Work to be completed: Print, exactly and completely, every entry in the data.

Data provided:
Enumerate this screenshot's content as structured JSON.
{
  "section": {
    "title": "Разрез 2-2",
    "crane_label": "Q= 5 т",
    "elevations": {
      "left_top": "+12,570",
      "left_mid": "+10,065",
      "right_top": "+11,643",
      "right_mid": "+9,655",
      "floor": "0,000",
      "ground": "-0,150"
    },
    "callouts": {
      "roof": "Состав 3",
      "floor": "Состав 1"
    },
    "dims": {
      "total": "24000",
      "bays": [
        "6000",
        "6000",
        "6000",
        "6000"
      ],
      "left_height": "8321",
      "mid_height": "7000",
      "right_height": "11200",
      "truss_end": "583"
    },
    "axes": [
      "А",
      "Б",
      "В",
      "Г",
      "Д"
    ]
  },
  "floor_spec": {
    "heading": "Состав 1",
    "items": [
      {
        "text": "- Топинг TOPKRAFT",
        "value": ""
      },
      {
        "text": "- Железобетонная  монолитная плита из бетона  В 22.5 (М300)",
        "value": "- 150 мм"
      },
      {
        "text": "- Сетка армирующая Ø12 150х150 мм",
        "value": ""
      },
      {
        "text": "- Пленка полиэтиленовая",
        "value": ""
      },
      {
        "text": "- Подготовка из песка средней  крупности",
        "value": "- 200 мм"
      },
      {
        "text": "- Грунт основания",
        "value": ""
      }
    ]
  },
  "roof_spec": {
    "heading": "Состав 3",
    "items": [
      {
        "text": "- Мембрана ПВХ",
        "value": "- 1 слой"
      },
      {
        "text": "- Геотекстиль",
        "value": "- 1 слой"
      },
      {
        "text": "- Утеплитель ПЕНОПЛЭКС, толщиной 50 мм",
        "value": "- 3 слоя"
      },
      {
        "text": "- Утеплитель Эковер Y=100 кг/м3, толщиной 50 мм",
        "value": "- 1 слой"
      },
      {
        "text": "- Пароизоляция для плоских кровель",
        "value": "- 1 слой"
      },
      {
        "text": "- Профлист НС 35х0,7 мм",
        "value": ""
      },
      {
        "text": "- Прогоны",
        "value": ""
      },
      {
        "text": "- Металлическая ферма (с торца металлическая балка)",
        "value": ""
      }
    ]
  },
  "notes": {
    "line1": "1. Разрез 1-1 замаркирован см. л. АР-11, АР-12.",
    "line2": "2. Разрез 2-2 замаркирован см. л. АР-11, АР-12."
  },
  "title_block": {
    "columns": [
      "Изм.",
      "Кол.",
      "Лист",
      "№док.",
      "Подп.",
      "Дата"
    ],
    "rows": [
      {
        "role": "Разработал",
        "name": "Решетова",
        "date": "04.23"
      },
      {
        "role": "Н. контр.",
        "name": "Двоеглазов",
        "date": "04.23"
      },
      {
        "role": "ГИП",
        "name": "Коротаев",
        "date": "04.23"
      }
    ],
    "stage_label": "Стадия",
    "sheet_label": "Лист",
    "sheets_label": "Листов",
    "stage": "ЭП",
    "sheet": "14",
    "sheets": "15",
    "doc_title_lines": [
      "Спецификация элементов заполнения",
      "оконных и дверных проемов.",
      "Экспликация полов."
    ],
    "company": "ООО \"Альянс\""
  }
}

Exercise result:
Enumerate this screenshot's content as structured JSON.
{
  "section": {
    "title": "Разрез 2-2",
    "crane_label": "Q= 5 т",
    "elevations": {
      "left_top": "+12,570",
      "left_mid": "+10,065",
      "right_top": "+11,643",
      "right_mid": "+9,655",
      "floor": "0,000",
      "ground": "-0,150"
    },
    "callouts": {
      "roof": "Состав 3",
      "floor": "Состав 1"
    },
    "dims": {
      "total": "24000",
      "bays": [
        "6000",
        "6000",
        "6000",
        "6000"
      ],
      "left_height": "8321",
      "mid_height": "7000",
      "right_height": "11200",
      "truss_end": "583"
    },
    "axes": [
      "А",
      "Б",
      "В",
      "Г",
      "Д"
    ]
  },
  "floor_spec": {
    "heading": "Состав 1",
    "items": [
      {
        "text": "- Топинг TOPKRAFT",
        "value": ""
      },
      {
        "text": "- Железобетонная  монолитная плита из бетона  В 22.5 (М300)",
        "value": "- 150 мм"
      },
      {
        "text": "- Сетка армирующая Ø12 150х150 мм",
        "value": ""
      },
      {
        "text": "- Пленка полиэтиленовая",
        "value": ""
      },
      {
        "text": "- Подготовка из песка средней  крупности",
        "value": "- 200 мм"
      },
      {
        "text": "- Грунт основания",
        "value": ""
      }
    ]
  },
  "roof_spec": {
    "heading": "Состав 3",
    "items": [
      {
        "text": "- Мембрана ПВХ",
        "value": "- 1 слой"
      },
      {
        "text": "- Геотекстиль",
        "value": "- 1 слой"
      },
      {
        "text": "- Утеплитель ПЕНОПЛЭКС, толщиной 50 мм",
        "value": "- 3 слоя"
      },
      {
        "text": "- Утеплитель Эковер Y=100 кг/м3, толщиной 50 мм",
        "value": "- 1 слой"
      },
      {
        "text": "- Пароизоляция для плоских кровель",
        "value": "- 1 слой"
      },
      {
        "text": "- Профлист НС 35х0,7 мм",
        "value": ""
      },
      {
        "text": "- Прогоны",
        "value": ""
      },
      {
        "text": "- Металлическая ферма (с торца металлическая балка)",
        "value": ""
      }
    ]
  },
  "notes": {
    "line1": "1. Разрез 1-1 замаркирован см. л. АР-11, АР-12.",
    "line2": "2. Разрез 2-2 замаркирован см. л. АР-11, АР-12."
  },
  "title_block": {
    "columns": [
      "Изм.",
      "Кол.",
      "Лист",
      "№док.",
      "Подп.",
      "Дата"
    ],
    "rows": [
      {
        "role": "Разработал",
        "name": "Решетова",
        "date": "04.23"
      },
      {
        "role": "Н. контр.",
        "name": "Двоеглазов",
        "date": "04.23"
      },
      {
        "role": "ГИП",
        "name": "Коротаев",
        "date": "04.23"
      }
    ],
    "stage_label": "Стадия",
    "sheet_label": "Лист",
    "sheets_label": "Листов",
    "stage": "ЭП",
    "sheet": "14",
    "sheets": "15",
    "doc_title_lines": [
      "Спецификация элементов заполнения",
      "оконных и дверных проемов.",
      "Экспликация полов."
    ],
    "company": "ООО \"Альянс\""
  }
}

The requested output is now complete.